◆ **TASK PROMPT**:
Report only how many lines of the entries below contain the string "title".

::::::

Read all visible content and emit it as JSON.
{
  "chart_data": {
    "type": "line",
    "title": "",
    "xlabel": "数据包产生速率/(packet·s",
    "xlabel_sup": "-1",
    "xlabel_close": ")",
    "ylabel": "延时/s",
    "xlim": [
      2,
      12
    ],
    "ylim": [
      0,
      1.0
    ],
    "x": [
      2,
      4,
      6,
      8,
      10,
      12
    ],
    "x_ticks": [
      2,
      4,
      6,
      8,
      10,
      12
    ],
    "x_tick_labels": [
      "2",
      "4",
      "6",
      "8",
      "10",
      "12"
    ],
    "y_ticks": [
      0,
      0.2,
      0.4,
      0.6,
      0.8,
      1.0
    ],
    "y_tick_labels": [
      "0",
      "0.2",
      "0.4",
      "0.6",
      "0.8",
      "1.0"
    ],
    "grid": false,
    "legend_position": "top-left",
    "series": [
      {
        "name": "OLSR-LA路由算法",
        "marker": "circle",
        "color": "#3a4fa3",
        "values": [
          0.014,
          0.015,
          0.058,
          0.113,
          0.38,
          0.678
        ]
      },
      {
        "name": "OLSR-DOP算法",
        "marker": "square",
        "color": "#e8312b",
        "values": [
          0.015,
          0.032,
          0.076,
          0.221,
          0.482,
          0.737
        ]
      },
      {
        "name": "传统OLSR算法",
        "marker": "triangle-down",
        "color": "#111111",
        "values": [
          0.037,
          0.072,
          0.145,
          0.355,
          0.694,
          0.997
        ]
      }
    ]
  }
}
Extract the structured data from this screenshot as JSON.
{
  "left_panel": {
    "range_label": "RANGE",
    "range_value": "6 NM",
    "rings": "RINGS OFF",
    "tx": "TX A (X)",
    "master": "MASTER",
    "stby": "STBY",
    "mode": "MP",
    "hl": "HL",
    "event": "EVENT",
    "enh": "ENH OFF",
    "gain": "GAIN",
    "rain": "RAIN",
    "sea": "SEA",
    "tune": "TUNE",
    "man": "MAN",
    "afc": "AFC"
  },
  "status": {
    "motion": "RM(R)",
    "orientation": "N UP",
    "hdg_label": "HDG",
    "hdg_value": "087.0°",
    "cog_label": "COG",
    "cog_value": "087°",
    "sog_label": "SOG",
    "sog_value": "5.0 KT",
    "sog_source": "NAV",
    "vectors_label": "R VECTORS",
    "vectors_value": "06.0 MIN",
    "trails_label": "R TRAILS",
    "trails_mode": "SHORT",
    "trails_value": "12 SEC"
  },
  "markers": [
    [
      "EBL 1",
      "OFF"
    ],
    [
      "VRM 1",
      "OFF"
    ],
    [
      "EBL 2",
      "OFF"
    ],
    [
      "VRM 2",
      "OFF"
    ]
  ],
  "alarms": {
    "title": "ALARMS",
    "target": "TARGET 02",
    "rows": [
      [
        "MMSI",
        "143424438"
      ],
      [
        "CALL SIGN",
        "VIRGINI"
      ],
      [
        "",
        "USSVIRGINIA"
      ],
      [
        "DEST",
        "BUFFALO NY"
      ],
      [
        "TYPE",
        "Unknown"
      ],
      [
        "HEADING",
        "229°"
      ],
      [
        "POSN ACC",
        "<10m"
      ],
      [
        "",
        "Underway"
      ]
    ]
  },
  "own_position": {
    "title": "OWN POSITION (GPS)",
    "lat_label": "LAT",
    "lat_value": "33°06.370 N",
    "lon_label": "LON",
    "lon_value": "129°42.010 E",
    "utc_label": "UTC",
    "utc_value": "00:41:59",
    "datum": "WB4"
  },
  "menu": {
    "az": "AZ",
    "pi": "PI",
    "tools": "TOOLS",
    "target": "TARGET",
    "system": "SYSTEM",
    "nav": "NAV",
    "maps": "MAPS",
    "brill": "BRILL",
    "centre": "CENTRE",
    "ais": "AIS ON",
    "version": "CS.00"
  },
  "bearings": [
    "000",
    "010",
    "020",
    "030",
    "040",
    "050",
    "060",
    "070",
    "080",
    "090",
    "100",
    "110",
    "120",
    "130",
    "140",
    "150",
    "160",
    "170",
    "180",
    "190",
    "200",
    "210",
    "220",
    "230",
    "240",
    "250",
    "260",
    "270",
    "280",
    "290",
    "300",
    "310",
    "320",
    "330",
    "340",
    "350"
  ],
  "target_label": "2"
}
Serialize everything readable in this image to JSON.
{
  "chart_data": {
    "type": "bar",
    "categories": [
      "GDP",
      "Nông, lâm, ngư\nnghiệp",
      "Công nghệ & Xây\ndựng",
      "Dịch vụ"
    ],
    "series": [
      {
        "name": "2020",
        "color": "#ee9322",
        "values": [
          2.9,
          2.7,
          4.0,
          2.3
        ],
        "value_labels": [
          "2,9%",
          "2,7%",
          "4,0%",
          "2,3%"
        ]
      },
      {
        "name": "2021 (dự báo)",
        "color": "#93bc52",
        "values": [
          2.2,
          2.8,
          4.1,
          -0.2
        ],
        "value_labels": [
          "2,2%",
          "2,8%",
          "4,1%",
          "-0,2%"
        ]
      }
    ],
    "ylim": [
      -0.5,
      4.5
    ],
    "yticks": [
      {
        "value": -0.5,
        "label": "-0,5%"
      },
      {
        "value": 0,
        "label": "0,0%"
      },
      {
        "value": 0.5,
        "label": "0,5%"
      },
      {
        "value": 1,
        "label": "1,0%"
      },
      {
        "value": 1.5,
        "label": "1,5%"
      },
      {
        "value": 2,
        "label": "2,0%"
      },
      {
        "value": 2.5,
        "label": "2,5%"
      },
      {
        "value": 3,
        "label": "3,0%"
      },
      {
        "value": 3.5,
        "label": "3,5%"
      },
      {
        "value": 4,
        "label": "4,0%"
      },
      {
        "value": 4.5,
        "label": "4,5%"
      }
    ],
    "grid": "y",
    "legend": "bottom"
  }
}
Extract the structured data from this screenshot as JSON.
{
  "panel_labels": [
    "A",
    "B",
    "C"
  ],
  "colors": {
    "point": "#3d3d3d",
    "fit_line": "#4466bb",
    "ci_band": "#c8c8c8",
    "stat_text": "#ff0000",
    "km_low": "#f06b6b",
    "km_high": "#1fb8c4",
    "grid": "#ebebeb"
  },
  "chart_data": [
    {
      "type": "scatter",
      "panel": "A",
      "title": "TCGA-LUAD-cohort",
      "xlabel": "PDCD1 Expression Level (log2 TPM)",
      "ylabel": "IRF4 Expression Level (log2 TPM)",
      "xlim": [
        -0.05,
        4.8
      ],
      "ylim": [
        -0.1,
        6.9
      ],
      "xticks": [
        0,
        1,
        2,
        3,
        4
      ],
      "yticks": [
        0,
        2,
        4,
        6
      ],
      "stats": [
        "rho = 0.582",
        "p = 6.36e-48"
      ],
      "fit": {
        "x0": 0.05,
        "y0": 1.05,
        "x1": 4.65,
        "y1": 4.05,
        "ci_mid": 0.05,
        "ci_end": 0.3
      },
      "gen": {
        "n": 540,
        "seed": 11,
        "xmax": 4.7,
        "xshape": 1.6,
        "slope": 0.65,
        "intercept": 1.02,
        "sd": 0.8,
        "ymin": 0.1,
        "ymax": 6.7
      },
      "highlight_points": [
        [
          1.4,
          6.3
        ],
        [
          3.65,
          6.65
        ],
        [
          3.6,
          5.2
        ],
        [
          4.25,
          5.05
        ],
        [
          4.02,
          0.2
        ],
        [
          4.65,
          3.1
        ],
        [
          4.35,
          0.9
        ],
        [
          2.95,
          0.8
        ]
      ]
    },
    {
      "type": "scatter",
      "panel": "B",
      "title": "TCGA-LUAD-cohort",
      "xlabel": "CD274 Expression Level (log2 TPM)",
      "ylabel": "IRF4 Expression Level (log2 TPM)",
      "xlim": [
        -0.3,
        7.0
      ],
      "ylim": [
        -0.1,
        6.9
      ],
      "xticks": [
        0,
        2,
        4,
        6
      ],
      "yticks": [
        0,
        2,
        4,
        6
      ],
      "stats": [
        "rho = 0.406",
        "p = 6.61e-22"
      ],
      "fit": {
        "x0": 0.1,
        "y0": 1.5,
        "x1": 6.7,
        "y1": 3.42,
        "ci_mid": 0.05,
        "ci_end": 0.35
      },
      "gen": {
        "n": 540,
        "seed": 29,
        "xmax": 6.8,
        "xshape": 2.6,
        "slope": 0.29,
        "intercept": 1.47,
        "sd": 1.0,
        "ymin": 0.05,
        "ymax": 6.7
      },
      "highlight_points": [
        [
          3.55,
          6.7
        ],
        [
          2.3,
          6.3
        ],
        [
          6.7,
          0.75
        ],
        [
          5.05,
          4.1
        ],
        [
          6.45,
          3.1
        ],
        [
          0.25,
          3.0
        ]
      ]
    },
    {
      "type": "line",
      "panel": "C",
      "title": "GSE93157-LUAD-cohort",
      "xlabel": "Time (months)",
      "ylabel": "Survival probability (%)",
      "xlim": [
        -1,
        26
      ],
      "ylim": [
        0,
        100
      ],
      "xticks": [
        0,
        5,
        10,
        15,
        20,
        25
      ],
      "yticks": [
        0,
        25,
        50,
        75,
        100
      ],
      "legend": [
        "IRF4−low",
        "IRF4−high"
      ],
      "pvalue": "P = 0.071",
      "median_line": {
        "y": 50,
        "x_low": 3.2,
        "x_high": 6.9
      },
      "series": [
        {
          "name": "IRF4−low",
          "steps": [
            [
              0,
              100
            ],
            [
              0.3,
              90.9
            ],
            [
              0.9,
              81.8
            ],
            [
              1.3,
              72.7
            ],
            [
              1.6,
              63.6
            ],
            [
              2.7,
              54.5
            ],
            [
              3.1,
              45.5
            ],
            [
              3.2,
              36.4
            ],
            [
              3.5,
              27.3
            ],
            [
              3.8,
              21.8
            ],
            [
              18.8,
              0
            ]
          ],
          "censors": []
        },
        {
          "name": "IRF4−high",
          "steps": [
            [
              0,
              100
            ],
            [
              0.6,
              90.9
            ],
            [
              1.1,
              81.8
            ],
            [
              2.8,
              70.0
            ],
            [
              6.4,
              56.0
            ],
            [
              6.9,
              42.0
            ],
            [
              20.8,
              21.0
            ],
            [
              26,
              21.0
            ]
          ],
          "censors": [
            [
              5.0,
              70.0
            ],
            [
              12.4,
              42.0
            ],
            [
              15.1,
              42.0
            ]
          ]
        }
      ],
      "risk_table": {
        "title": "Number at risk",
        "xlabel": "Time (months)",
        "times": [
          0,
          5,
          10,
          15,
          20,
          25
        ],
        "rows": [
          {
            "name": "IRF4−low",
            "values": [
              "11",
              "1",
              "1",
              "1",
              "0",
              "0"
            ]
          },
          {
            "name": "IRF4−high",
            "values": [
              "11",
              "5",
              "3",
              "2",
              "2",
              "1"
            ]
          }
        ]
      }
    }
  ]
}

::::::

◆ **SOLVED EXERCISE**:
7